- **What is asked**:
Filter these entries so that only lines with the word "diwajibkan" remain.
-- BEGIN Material for the task --
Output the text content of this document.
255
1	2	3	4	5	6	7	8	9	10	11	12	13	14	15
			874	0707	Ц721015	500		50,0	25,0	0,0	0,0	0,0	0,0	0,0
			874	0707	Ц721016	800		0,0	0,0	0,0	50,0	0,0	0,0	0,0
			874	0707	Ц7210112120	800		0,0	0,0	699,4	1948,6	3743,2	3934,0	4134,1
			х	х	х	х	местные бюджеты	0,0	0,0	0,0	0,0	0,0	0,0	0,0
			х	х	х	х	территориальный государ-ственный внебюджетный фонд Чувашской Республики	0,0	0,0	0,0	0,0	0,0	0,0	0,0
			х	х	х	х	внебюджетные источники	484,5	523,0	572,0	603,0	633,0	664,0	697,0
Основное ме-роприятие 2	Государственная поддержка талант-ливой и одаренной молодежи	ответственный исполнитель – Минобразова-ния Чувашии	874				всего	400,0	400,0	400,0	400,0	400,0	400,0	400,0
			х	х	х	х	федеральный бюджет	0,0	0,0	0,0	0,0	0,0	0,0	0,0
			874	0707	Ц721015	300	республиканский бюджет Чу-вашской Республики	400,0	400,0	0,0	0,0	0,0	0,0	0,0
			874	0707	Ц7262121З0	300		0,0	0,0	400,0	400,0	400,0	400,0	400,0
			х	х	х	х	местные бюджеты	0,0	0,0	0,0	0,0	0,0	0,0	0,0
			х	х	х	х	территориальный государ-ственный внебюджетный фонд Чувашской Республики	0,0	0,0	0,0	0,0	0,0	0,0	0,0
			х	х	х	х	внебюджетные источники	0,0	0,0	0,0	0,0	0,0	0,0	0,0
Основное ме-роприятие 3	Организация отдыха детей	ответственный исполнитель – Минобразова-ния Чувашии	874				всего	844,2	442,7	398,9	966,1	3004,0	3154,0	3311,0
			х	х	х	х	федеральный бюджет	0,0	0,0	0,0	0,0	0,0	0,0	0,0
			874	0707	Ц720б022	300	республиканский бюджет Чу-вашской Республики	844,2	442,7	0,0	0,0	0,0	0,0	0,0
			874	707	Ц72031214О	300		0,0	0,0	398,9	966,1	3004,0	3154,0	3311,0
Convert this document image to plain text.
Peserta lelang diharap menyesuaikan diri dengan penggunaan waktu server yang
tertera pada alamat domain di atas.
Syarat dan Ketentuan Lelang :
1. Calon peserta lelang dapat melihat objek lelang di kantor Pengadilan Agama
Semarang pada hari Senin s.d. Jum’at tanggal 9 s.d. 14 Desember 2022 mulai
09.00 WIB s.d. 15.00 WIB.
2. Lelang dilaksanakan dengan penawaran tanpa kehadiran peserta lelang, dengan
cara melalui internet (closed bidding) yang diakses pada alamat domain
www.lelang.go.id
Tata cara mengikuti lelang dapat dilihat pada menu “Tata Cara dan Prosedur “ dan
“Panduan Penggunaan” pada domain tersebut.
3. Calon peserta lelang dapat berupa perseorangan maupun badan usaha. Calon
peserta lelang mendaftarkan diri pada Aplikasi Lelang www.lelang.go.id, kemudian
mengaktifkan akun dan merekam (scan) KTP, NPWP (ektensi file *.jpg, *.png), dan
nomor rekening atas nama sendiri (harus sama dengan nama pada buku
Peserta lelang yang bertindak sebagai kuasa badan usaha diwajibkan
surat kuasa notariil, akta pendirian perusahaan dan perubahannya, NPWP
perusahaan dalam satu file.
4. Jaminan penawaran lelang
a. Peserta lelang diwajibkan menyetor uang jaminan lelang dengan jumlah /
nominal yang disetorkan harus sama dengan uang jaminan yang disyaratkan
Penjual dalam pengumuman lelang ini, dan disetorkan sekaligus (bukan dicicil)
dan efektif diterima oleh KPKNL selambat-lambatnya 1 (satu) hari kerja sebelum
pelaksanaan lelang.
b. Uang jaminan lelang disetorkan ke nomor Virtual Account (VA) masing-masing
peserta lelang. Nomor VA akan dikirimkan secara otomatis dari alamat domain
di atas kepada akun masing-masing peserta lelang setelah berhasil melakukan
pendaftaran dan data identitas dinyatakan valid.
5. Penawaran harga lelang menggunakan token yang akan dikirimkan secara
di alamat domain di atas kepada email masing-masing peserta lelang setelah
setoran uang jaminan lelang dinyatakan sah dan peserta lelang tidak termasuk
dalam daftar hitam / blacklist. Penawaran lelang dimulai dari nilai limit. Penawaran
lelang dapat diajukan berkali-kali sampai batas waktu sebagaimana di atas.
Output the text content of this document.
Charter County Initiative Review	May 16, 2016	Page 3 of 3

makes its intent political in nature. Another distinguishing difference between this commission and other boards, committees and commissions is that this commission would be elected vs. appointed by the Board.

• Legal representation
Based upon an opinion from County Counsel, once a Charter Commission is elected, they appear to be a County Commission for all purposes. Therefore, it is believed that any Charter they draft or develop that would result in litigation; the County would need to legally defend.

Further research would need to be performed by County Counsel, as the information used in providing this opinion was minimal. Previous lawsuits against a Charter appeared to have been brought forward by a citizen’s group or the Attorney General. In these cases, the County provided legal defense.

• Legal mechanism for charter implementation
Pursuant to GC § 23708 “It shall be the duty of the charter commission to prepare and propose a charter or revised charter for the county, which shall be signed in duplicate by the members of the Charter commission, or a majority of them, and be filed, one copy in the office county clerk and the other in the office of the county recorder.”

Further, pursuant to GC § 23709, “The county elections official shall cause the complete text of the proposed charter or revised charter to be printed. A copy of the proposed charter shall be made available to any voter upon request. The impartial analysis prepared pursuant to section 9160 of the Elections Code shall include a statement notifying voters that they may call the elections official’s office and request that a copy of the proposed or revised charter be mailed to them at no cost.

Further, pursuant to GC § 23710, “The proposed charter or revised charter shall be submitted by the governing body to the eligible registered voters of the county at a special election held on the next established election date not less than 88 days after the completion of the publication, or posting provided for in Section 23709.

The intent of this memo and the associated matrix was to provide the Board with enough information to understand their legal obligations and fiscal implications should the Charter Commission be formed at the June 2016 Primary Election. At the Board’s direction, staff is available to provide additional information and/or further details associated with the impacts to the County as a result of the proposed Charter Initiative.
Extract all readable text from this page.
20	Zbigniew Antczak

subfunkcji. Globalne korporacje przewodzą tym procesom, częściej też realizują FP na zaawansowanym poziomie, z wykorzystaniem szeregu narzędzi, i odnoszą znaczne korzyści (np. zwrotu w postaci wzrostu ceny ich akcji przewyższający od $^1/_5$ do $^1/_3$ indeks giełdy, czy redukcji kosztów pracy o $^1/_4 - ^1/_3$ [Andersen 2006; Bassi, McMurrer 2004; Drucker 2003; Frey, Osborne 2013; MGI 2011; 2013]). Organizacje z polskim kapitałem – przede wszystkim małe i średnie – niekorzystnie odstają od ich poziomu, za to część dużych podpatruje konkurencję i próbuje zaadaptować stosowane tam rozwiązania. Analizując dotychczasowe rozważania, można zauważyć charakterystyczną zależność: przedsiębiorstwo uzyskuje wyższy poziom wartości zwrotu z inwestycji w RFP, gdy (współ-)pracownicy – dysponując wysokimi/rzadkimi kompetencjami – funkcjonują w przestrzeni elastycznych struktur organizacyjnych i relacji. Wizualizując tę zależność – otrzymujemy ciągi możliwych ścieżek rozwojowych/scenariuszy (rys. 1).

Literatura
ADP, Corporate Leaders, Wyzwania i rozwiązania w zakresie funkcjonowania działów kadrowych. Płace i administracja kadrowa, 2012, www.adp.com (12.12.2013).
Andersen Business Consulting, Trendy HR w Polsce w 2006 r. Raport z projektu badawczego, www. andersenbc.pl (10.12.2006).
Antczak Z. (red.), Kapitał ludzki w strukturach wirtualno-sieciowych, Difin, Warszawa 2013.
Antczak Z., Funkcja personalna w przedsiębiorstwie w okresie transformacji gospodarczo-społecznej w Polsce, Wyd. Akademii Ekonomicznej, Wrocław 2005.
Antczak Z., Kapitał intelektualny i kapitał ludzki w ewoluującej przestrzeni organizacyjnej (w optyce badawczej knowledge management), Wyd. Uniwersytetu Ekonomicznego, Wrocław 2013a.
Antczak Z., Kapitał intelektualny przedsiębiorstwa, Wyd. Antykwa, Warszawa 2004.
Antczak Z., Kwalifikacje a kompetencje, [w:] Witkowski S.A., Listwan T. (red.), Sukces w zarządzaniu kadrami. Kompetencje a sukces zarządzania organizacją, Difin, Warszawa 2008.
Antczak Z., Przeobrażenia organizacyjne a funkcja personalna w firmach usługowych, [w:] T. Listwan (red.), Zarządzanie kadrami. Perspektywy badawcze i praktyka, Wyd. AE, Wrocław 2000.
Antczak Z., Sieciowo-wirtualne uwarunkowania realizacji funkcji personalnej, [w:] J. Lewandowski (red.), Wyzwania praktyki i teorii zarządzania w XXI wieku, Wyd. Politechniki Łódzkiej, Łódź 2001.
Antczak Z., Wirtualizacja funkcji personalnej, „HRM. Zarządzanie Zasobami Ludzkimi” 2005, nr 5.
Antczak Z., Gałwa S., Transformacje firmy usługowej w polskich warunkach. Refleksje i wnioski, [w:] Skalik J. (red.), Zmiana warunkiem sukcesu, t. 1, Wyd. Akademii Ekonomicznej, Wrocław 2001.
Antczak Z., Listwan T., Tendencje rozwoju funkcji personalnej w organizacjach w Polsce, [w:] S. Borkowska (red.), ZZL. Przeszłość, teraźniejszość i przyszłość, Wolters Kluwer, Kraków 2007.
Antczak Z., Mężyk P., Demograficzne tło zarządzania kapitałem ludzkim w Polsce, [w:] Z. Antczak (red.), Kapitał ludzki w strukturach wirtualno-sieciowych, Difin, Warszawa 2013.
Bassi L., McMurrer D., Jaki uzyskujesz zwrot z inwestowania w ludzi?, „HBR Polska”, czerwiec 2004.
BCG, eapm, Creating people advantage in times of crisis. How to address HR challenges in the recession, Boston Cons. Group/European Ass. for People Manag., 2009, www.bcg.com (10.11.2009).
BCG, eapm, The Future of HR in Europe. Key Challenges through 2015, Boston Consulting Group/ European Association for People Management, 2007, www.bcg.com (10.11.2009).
-- END Material for the task --
- **Response**:
Peserta lelang yang bertindak sebagai kuasa badan usaha diwajibkan
a. Peserta lelang diwajibkan menyetor uang jaminan lelang dengan jumlah /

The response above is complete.